Stated exercise -> Whenever a line below holds the word "this", copy that line.
— Begin Extracted information —
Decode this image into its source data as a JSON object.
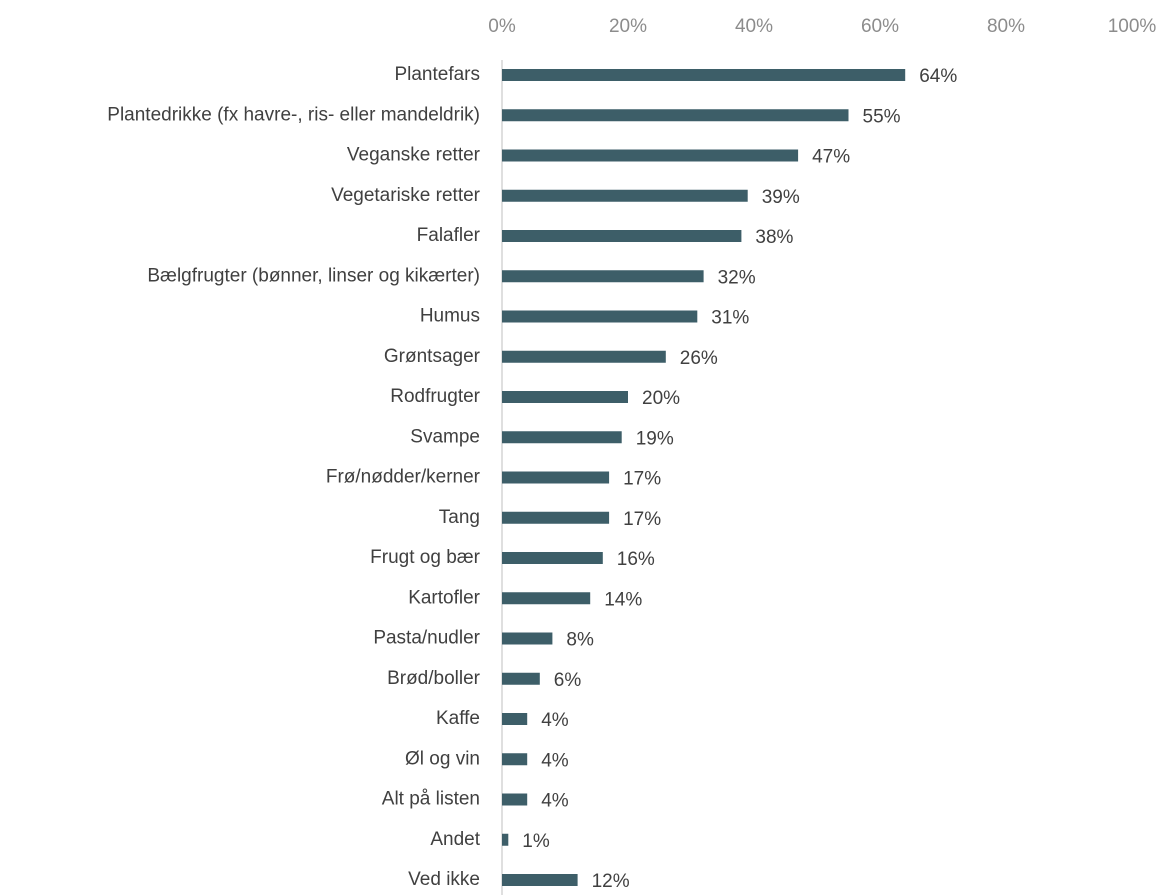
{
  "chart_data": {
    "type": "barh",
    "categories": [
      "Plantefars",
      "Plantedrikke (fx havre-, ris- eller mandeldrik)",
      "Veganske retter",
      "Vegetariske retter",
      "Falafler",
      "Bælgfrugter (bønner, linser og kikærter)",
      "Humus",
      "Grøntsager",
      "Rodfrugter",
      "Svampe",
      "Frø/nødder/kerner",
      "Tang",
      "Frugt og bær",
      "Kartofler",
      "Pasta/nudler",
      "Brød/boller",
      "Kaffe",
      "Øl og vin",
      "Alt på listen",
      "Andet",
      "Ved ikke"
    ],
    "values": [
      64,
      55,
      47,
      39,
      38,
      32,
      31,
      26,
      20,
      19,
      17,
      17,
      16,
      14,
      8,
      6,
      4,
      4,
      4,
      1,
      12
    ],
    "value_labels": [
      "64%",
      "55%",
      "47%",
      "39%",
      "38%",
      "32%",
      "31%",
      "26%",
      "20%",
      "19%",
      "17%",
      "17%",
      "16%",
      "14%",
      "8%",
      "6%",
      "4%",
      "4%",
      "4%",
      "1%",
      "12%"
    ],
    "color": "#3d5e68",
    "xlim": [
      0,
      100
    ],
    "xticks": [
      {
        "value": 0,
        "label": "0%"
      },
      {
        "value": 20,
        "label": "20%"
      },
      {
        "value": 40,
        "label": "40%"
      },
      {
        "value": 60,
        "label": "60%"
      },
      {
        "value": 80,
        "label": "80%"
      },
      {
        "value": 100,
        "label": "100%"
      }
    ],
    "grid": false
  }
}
— End Extracted information —
— Begin Extracted information —
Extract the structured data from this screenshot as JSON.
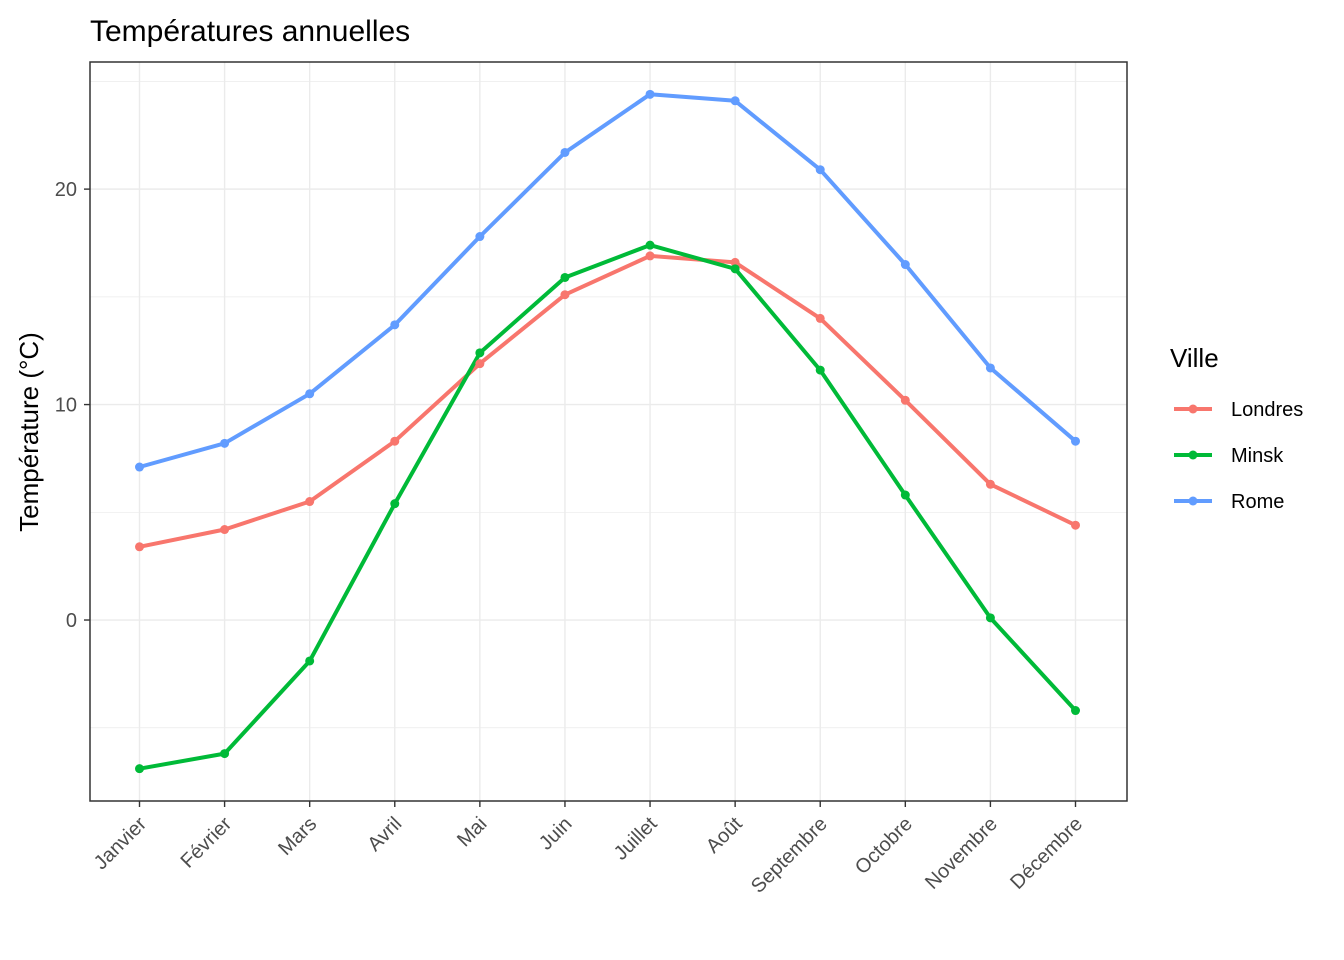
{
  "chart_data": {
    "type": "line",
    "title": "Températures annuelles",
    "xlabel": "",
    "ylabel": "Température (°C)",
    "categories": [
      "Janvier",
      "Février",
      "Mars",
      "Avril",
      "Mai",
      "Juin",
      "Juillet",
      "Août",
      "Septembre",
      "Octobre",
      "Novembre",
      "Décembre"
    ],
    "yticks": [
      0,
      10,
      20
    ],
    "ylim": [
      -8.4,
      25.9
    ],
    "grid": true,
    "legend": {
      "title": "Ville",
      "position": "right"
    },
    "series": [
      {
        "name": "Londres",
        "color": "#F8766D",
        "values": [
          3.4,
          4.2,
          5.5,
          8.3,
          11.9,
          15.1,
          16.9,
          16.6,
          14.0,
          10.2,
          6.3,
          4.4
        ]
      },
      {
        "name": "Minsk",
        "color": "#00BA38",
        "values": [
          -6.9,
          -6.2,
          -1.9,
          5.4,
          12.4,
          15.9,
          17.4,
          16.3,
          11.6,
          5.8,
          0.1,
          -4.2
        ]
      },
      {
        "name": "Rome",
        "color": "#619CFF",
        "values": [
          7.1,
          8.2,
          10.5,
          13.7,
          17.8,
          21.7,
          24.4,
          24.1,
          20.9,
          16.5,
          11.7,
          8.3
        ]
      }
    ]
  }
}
— End Extracted information —
The answer ->
Decode this image into its source data as a JSON object.
Extract the structured data from this screenshot as JSON.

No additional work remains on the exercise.